◆ TASK REQUIREMENTS: Check each line below for the word "KREMJANTI", and copy those that have it.

◆ SUPPLIED INFORMATION:
— Start —

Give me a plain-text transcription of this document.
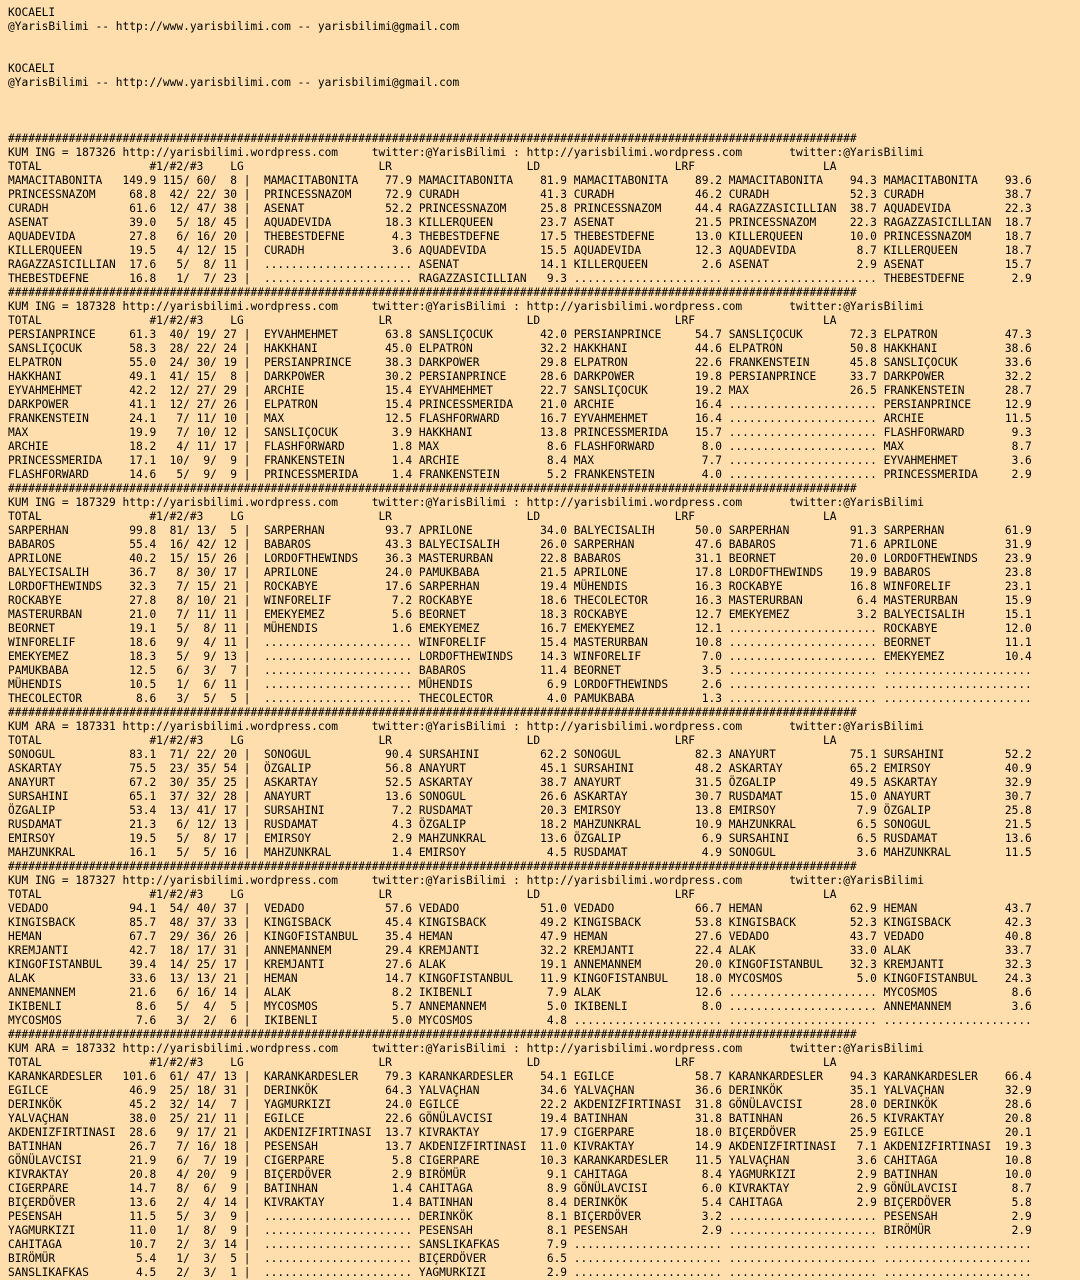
KOCAELI
@YarisBilimi -- http://www.yarisbilimi.com -- yarisbilimi@gmail.com

KOCAELI
@YarisBilimi -- http://www.yarisbilimi.com -- yarisbilimi@gmail.com

##############################################################################################################################
KUM ING = 187326 http://yarisbilimi.wordpress.com     twitter:@YarisBilimi : http://yarisbilimi.wordpress.com       twitter:@YarisBilimi
TOTAL                #1/#2/#3    LG                    LR                    LD                    LRF                   LA
MAMACITABONITA   149.9 115/ 60/  8 |  MAMACITABONITA    77.9 MAMACITABONITA    81.9 MAMACITABONITA    89.2 MAMACITABONITA    94.3 MAMACITABONITA    93.6
PRINCESSNAZOM     68.8  42/ 22/ 30 |  PRINCESSNAZOM     72.9 CURADH            41.3 CURADH            46.2 CURADH            52.3 CURADH            38.7
CURADH            61.6  12/ 47/ 38 |  ASENAT            52.2 PRINCESSNAZOM     25.8 PRINCESSNAZOM     44.4 RAGAZZASICILLIAN  38.7 AQUADEVIDA        22.3
ASENAT            39.0   5/ 18/ 45 |  AQUADEVIDA        18.3 KILLERQUEEN       23.7 ASENAT            21.5 PRINCESSNAZOM     22.3 RAGAZZASICILLIAN  18.7
AQUADEVIDA        27.8   6/ 16/ 20 |  THEBESTDEFNE       4.3 THEBESTDEFNE      17.5 THEBESTDEFNE      13.0 KILLERQUEEN       10.0 PRINCESSNAZOM     18.7
KILLERQUEEN       19.5   4/ 12/ 15 |  CURADH             3.6 AQUADEVIDA        15.5 AQUADEVIDA        12.3 AQUADEVIDA         8.7 KILLERQUEEN       18.7
RAGAZZASICILLIAN  17.6   5/  8/ 11 |  ...................... ASENAT            14.1 KILLERQUEEN        2.6 ASENAT             2.9 ASENAT            15.7
THEBESTDEFNE      16.8   1/  7/ 23 |  ...................... RAGAZZASICILLIAN   9.3 ...................... ...................... THEBESTDEFNE       2.9
##############################################################################################################################
KUM ING = 187328 http://yarisbilimi.wordpress.com     twitter:@YarisBilimi : http://yarisbilimi.wordpress.com       twitter:@YarisBilimi
TOTAL                #1/#2/#3    LG                    LR                    LD                    LRF                   LA
PERSIANPRINCE     61.3  40/ 19/ 27 |  EYVAHMEHMET       63.8 SANSLIÇOCUK       42.0 PERSIANPRINCE     54.7 SANSLIÇOCUK       72.3 ELPATRON          47.3
SANSLIÇOCUK       58.3  28/ 22/ 24 |  HAKKHANI          45.0 ELPATRON          32.2 HAKKHANI          44.6 ELPATRON          50.8 HAKKHANI          38.6
ELPATRON          55.0  24/ 30/ 19 |  PERSIANPRINCE     38.3 DARKPOWER         29.8 ELPATRON          22.6 FRANKENSTEIN      45.8 SANSLIÇOCUK       33.6
HAKKHANI          49.1  41/ 15/  8 |  DARKPOWER         30.2 PERSIANPRINCE     28.6 DARKPOWER         19.8 PERSIANPRINCE     33.7 DARKPOWER         32.2
EYVAHMEHMET       42.2  12/ 27/ 29 |  ARCHIE            15.4 EYVAHMEHMET       22.7 SANSLIÇOCUK       19.2 MAX               26.5 FRANKENSTEIN      28.7
DARKPOWER         41.1  12/ 27/ 26 |  ELPATRON          15.4 PRINCESSMERIDA    21.0 ARCHIE            16.4 ...................... PERSIANPRINCE     12.9
FRANKENSTEIN      24.1   7/ 11/ 10 |  MAX               12.5 FLASHFORWARD      16.7 EYVAHMEHMET       16.4 ...................... ARCHIE            11.5
MAX               19.9   7/ 10/ 12 |  SANSLIÇOCUK        3.9 HAKKHANI          13.8 PRINCESSMERIDA    15.7 ...................... FLASHFORWARD       9.3
ARCHIE            18.2   4/ 11/ 17 |  FLASHFORWARD       1.8 MAX                8.6 FLASHFORWARD       8.0 ...................... MAX                8.7
PRINCESSMERIDA    17.1  10/  9/  9 |  FRANKENSTEIN       1.4 ARCHIE             8.4 MAX                7.7 ...................... EYVAHMEHMET        3.6
FLASHFORWARD      14.6   5/  9/  9 |  PRINCESSMERIDA     1.4 FRANKENSTEIN       5.2 FRANKENSTEIN       4.0 ...................... PRINCESSMERIDA     2.9
##############################################################################################################################
KUM ING = 187329 http://yarisbilimi.wordpress.com     twitter:@YarisBilimi : http://yarisbilimi.wordpress.com       twitter:@YarisBilimi
TOTAL                #1/#2/#3    LG                    LR                    LD                    LRF                   LA
SARPERHAN         99.8  81/ 13/  5 |  SARPERHAN         93.7 APRILONE          34.0 BALYECISALIH      50.0 SARPERHAN         91.3 SARPERHAN         61.9
BABAROS           55.4  16/ 42/ 12 |  BABAROS           43.3 BALYECISALIH      26.0 SARPERHAN         47.6 BABAROS           71.6 APRILONE          31.9
APRILONE          40.2  15/ 15/ 26 |  LORDOFTHEWINDS    36.3 MASTERURBAN       22.8 BABAROS           31.1 BEORNET           20.0 LORDOFTHEWINDS    23.9
BALYECISALIH      36.7   8/ 30/ 17 |  APRILONE          24.0 PAMUKBABA         21.5 APRILONE          17.8 LORDOFTHEWINDS    19.9 BABAROS           23.8
LORDOFTHEWINDS    32.3   7/ 15/ 21 |  ROCKABYE          17.6 SARPERHAN         19.4 MÜHENDIS          16.3 ROCKABYE          16.8 WINFORELIF        23.1
ROCKABYE          27.8   8/ 10/ 21 |  WINFORELIF         7.2 ROCKABYE          18.6 THECOLECTOR       16.3 MASTERURBAN        6.4 MASTERURBAN       15.9
MASTERURBAN       21.0   7/ 11/ 11 |  EMEKYEMEZ          5.6 BEORNET           18.3 ROCKABYE          12.7 EMEKYEMEZ          3.2 BALYECISALIH      15.1
BEORNET           19.1   5/  8/ 11 |  MÜHENDIS           1.6 EMEKYEMEZ         16.7 EMEKYEMEZ         12.1 ...................... ROCKABYE          12.0
WINFORELIF        18.6   9/  4/ 11 |  ...................... WINFORELIF        15.4 MASTERURBAN       10.8 ...................... BEORNET           11.1
EMEKYEMEZ         18.3   5/  9/ 13 |  ...................... LORDOFTHEWINDS    14.3 WINFORELIF         7.0 ...................... EMEKYEMEZ         10.4
PAMUKBABA         12.5   6/  3/  7 |  ...................... BABAROS           11.4 BEORNET            3.5 ...................... ......................
MÜHENDIS          10.5   1/  6/ 11 |  ...................... MÜHENDIS           6.9 LORDOFTHEWINDS     2.6 ...................... ......................
THECOLECTOR        8.6   3/  5/  5 |  ...................... THECOLECTOR        4.0 PAMUKBABA          1.3 ...................... ......................
##############################################################################################################################
KUM ARA = 187331 http://yarisbilimi.wordpress.com     twitter:@YarisBilimi : http://yarisbilimi.wordpress.com       twitter:@YarisBilimi
TOTAL                #1/#2/#3    LG                    LR                    LD                    LRF                   LA
SONOGUL           83.1  71/ 22/ 20 |  SONOGUL           90.4 SURSAHINI         62.2 SONOGUL           82.3 ANAYURT           75.1 SURSAHINI         52.2
ASKARTAY          75.5  23/ 35/ 54 |  ÖZGALIP           56.8 ANAYURT           45.1 SURSAHINI         48.2 ASKARTAY          65.2 EMIRSOY           40.9
ANAYURT           67.2  30/ 35/ 25 |  ASKARTAY          52.5 ASKARTAY          38.7 ANAYURT           31.5 ÖZGALIP           49.5 ASKARTAY          32.9
SURSAHINI         65.1  37/ 32/ 28 |  ANAYURT           13.6 SONOGUL           26.6 ASKARTAY          30.7 RUSDAMAT          15.0 ANAYURT           30.7
ÖZGALIP           53.4  13/ 41/ 17 |  SURSAHINI          7.2 RUSDAMAT          20.3 EMIRSOY           13.8 EMIRSOY            7.9 ÖZGALIP           25.8
RUSDAMAT          21.3   6/ 12/ 13 |  RUSDAMAT           4.3 ÖZGALIP           18.2 MAHZUNKRAL        10.9 MAHZUNKRAL         6.5 SONOGUL           21.5
EMIRSOY           19.5   5/  8/ 17 |  EMIRSOY            2.9 MAHZUNKRAL        13.6 ÖZGALIP            6.9 SURSAHINI          6.5 RUSDAMAT          13.6
MAHZUNKRAL        16.1   5/  5/ 16 |  MAHZUNKRAL         1.4 EMIRSOY            4.5 RUSDAMAT           4.9 SONOGUL            3.6 MAHZUNKRAL        11.5
##############################################################################################################################
KUM ING = 187327 http://yarisbilimi.wordpress.com     twitter:@YarisBilimi : http://yarisbilimi.wordpress.com       twitter:@YarisBilimi
TOTAL                #1/#2/#3    LG                    LR                    LD                    LRF                   LA
VEDADO            94.1  54/ 40/ 37 |  VEDADO            57.6 VEDADO            51.0 VEDADO            66.7 HEMAN             62.9 HEMAN             43.7
KINGISBACK        85.7  48/ 37/ 33 |  KINGISBACK        45.4 KINGISBACK        49.2 KINGISBACK        53.8 KINGISBACK        52.3 KINGISBACK        42.3
HEMAN             67.7  29/ 36/ 26 |  KINGOFISTANBUL    35.4 HEMAN             47.9 HEMAN             27.6 VEDADO            43.7 VEDADO            40.8
KREMJANTI         42.7  18/ 17/ 31 |  ANNEMANNEM        29.4 KREMJANTI         32.2 KREMJANTI         22.4 ALAK              33.0 ALAK              33.7
KINGOFISTANBUL    39.4  14/ 25/ 17 |  KREMJANTI         27.6 ALAK              19.1 ANNEMANNEM        20.0 KINGOFISTANBUL    32.3 KREMJANTI         32.3
ALAK              33.6  13/ 13/ 21 |  HEMAN             14.7 KINGOFISTANBUL    11.9 KINGOFISTANBUL    18.0 MYCOSMOS           5.0 KINGOFISTANBUL    24.3
ANNEMANNEM        21.6   6/ 16/ 14 |  ALAK               8.2 IKIBENLI           7.9 ALAK              12.6 ...................... MYCOSMOS           8.6
IKIBENLI           8.6   5/  4/  5 |  MYCOSMOS           5.7 ANNEMANNEM         5.0 IKIBENLI           8.0 ...................... ANNEMANNEM         3.6
MYCOSMOS           7.6   3/  2/  6 |  IKIBENLI           5.0 MYCOSMOS           4.8 ...................... ...................... ......................
##############################################################################################################################
KUM ARA = 187332 http://yarisbilimi.wordpress.com     twitter:@YarisBilimi : http://yarisbilimi.wordpress.com       twitter:@YarisBilimi
TOTAL                #1/#2/#3    LG                    LR                    LD                    LRF                   LA
KARANKARDESLER   101.6  61/ 47/ 13 |  KARANKARDESLER    79.3 KARANKARDESLER    54.1 EGILCE            58.7 KARANKARDESLER    94.3 KARANKARDESLER    66.4
EGILCE            46.9  25/ 18/ 31 |  DERINKÖK          64.3 YALVAÇHAN         34.6 YALVAÇHAN         36.6 DERINKÖK          35.1 YALVAÇHAN         32.9
DERINKÖK          45.2  32/ 14/  7 |  YAGMURKIZI        24.0 EGILCE            22.2 AKDENIZFIRTINASI  31.8 GÖNÜLAVCISI       28.0 DERINKÖK          28.6
YALVAÇHAN         38.0  25/ 21/ 11 |  EGILCE            22.6 GÖNÜLAVCISI       19.4 BATINHAN          31.8 BATINHAN          26.5 KIVRAKTAY         20.8
AKDENIZFIRTINASI  28.6   9/ 17/ 21 |  AKDENIZFIRTINASI  13.7 KIVRAKTAY         17.9 CIGERPARE         18.0 BIÇERDÖVER        25.9 EGILCE            20.1
BATINHAN          26.7   7/ 16/ 18 |  PESENSAH          13.7 AKDENIZFIRTINASI  11.0 KIVRAKTAY         14.9 AKDENIZFIRTINASI   7.1 AKDENIZFIRTINASI  19.3
GÖNÜLAVCISI       21.9   6/  7/ 19 |  CIGERPARE          5.8 CIGERPARE         10.3 KARANKARDESLER    11.5 YALVAÇHAN          3.6 CAHITAGA          10.8
KIVRAKTAY         20.8   4/ 20/  9 |  BIÇERDÖVER         2.9 BIRÖMÜR            9.1 CAHITAGA           8.4 YAGMURKIZI         2.9 BATINHAN          10.0
CIGERPARE         14.7   8/  6/  9 |  BATINHAN           1.4 CAHITAGA           8.9 GÖNÜLAVCISI        6.0 KIVRAKTAY          2.9 GÖNÜLAVCISI        8.7
BIÇERDÖVER        13.6   2/  4/ 14 |  KIVRAKTAY          1.4 BATINHAN           8.4 DERINKÖK           5.4 CAHITAGA           2.9 BIÇERDÖVER         5.8
PESENSAH          11.5   5/  3/  9 |  ...................... DERINKÖK           8.1 BIÇERDÖVER         3.2 ...................... PESENSAH           2.9
YAGMURKIZI        11.0   1/  8/  9 |  ...................... PESENSAH           8.1 PESENSAH           2.9 ...................... BIRÖMÜR            2.9
CAHITAGA          10.7   2/  3/ 14 |  ...................... SANSLIKAFKAS       7.9 ...................... ...................... ......................
BIRÖMÜR            5.4   1/  3/  5 |  ...................... BIÇERDÖVER         6.5 ...................... ...................... ......................
SANSLIKAFKAS       4.5   2/  3/  1 |  ...................... YAGMURKIZI         2.9 ...................... ...................... ......................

— End —

◆ COMPLETE OUTPUT:
KREMJANTI         42.7  18/ 17/ 31 |  ANNEMANNEM        29.4 KREMJANTI         32.2 KREMJANTI         22.4 ALAK              33.0 ALAK              33.7
KINGOFISTANBUL    39.4  14/ 25/ 17 |  KREMJANTI         27.6 ALAK              19.1 ANNEMANNEM        20.0 KINGOFISTANBUL    32.3 KREMJANTI         32.3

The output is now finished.